> **GOAL**
Lift out each line of the data that holds "Хочу".

# INPUT FOR THIS TASK start

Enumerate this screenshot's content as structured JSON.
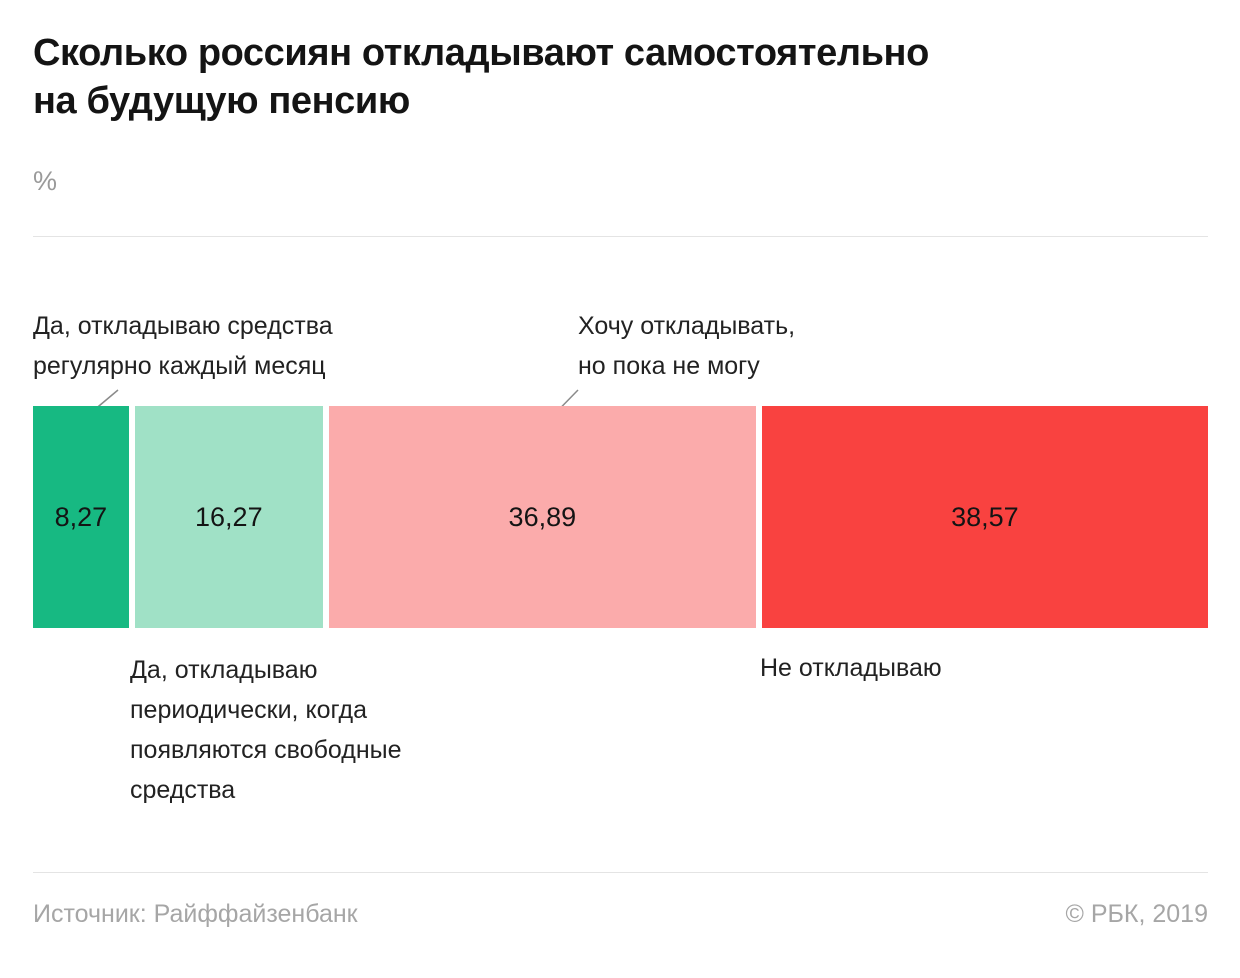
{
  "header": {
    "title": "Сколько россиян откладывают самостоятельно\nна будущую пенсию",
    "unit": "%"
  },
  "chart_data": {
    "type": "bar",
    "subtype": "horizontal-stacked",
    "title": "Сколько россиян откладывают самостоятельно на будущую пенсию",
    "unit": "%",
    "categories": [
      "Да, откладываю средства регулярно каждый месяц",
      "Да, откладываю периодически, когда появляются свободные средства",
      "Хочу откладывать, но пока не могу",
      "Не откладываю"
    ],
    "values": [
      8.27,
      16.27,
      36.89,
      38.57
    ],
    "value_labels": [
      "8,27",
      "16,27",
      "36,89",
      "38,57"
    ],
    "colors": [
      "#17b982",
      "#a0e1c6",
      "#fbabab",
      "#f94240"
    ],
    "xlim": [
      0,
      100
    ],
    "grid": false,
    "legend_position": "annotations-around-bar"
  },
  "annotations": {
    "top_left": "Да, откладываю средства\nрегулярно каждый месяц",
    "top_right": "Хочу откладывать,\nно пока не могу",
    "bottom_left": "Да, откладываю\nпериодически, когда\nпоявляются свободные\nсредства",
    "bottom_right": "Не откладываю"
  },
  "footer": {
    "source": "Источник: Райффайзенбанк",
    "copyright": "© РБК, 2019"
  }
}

# INPUT FOR THIS TASK end
# INPUT FOR THIS TASK start

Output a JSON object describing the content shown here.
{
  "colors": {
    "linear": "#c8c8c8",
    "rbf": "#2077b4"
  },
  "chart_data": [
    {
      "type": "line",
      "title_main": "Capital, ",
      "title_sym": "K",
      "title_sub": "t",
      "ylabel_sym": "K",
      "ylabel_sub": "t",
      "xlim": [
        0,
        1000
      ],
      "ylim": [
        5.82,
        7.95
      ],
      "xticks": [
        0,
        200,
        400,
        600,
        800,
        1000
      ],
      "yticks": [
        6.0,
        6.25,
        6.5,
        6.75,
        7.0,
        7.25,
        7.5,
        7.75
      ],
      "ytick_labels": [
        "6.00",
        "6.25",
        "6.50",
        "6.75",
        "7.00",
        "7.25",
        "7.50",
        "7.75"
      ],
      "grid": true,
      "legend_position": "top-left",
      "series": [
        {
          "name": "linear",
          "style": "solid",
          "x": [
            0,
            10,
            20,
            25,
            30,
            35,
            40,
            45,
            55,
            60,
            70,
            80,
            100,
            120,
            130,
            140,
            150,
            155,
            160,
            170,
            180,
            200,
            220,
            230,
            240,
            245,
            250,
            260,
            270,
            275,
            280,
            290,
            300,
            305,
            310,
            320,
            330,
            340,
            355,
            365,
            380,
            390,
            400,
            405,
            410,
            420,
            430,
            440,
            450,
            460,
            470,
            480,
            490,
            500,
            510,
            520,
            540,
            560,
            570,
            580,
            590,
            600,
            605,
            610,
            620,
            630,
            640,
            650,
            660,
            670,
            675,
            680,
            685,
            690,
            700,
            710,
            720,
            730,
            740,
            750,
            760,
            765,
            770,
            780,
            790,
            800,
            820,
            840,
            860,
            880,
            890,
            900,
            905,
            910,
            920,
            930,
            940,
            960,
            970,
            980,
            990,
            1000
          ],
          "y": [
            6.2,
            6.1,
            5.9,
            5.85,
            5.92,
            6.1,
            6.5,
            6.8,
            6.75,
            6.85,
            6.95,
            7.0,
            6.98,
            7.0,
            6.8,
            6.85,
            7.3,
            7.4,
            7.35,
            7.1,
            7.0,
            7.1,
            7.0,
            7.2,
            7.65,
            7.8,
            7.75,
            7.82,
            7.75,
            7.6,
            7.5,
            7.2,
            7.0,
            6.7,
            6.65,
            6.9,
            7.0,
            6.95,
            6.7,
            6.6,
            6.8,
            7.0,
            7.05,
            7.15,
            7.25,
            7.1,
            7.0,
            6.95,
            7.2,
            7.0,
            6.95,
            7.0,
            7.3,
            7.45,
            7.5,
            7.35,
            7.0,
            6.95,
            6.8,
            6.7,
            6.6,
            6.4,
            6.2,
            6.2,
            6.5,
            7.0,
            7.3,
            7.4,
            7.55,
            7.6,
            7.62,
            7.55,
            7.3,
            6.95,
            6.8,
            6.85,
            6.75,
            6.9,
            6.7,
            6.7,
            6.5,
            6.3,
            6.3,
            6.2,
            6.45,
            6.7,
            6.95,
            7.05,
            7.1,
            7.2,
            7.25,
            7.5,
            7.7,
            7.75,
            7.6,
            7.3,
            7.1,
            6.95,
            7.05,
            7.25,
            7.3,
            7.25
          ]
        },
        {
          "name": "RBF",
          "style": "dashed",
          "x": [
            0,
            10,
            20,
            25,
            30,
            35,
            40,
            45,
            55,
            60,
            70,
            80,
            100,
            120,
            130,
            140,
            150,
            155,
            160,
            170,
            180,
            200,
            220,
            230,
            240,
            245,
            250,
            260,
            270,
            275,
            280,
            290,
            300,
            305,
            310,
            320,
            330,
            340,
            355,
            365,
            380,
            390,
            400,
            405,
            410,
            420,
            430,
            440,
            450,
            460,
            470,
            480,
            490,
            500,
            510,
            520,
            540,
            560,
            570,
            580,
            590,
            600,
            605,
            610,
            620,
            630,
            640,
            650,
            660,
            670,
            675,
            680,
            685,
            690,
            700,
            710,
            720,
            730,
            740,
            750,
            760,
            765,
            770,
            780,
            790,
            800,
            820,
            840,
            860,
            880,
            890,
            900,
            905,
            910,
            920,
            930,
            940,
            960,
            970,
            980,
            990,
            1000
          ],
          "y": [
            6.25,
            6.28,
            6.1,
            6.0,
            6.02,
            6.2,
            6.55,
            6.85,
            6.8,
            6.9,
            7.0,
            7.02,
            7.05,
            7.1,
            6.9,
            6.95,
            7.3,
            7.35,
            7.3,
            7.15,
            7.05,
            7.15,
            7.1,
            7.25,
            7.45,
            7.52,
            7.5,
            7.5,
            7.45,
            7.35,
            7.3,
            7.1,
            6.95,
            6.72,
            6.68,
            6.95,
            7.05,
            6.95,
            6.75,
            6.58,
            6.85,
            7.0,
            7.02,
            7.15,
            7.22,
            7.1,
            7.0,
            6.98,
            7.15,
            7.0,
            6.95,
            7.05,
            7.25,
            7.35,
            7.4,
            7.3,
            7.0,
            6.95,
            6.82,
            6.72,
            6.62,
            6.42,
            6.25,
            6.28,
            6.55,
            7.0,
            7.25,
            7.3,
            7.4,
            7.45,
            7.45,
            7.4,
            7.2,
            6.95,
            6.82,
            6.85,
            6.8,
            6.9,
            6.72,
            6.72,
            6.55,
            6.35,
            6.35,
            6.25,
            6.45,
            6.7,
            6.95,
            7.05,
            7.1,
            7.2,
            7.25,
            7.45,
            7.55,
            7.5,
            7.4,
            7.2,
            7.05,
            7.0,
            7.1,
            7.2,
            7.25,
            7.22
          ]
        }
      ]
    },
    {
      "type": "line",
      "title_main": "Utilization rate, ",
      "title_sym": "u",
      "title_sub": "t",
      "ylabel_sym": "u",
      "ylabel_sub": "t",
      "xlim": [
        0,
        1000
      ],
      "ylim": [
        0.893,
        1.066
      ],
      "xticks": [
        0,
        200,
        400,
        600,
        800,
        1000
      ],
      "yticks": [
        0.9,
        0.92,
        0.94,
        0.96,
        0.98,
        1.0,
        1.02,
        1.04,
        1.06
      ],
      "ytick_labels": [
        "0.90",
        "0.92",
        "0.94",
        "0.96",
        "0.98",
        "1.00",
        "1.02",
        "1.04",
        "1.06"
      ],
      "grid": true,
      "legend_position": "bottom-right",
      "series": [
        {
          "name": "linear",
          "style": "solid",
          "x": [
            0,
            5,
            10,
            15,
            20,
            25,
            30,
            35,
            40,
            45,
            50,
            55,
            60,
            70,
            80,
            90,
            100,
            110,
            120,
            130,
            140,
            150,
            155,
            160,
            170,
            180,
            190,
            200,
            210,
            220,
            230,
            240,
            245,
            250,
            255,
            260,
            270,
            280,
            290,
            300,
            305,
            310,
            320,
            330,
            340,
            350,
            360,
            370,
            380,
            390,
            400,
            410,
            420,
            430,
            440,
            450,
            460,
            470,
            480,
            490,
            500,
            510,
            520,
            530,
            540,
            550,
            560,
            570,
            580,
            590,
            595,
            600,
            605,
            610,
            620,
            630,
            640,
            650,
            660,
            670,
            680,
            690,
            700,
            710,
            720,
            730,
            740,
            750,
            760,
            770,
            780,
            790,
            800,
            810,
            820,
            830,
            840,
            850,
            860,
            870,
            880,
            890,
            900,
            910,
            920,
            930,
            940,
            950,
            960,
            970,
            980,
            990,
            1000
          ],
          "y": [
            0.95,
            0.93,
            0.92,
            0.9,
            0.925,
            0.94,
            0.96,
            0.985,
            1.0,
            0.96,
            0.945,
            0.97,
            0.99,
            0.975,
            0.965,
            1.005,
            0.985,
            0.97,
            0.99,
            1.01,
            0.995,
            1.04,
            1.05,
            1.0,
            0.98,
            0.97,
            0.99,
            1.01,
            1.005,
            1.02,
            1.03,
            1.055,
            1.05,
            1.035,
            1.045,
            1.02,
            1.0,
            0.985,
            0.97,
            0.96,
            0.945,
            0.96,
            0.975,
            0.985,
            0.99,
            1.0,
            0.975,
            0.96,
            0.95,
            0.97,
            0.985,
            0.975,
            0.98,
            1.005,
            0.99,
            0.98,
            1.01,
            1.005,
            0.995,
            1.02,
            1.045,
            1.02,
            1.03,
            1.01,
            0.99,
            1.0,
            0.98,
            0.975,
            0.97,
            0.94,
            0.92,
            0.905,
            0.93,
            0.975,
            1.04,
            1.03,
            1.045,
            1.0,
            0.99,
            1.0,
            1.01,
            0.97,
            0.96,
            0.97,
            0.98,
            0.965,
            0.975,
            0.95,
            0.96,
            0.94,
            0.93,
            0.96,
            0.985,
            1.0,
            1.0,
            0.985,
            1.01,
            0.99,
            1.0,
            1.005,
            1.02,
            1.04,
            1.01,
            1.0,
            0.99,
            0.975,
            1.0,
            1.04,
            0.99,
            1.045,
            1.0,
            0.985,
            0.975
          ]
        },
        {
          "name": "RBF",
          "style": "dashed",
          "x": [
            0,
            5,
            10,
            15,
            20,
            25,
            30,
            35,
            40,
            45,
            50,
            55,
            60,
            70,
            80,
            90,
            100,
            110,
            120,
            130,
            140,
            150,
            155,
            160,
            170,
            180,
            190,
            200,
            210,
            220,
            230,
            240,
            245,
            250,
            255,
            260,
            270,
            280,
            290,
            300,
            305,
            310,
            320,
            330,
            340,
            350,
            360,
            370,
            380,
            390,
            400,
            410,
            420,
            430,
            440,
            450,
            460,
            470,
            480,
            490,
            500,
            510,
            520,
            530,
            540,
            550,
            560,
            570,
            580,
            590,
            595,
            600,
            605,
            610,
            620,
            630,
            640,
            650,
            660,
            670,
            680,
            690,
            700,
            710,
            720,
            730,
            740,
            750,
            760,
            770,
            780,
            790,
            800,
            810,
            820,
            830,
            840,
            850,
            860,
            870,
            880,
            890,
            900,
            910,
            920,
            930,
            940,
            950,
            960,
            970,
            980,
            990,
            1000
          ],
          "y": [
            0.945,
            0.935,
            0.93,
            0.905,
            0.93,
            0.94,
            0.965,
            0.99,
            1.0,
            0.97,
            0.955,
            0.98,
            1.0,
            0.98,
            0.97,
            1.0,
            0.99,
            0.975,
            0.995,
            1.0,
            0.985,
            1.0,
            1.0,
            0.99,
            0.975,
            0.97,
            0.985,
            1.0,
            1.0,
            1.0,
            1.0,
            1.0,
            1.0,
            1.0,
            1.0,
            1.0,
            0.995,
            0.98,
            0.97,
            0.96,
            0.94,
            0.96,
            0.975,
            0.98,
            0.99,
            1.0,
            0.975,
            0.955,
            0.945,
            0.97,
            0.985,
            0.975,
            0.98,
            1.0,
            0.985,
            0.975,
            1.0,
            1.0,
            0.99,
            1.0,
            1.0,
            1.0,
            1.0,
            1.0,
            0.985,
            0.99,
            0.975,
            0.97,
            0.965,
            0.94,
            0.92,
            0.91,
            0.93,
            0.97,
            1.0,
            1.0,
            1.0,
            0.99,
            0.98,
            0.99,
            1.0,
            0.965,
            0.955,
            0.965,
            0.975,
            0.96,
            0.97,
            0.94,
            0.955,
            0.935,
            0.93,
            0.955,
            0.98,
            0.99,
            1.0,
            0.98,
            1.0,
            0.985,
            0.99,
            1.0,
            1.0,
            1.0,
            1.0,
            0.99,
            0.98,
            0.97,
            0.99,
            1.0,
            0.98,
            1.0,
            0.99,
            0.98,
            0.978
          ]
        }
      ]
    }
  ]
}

# INPUT FOR THIS TASK end

> **THE RESULT**
      "Хочу откладывать, но пока не могу",
    "top_right": "Хочу откладывать,\nно пока не могу",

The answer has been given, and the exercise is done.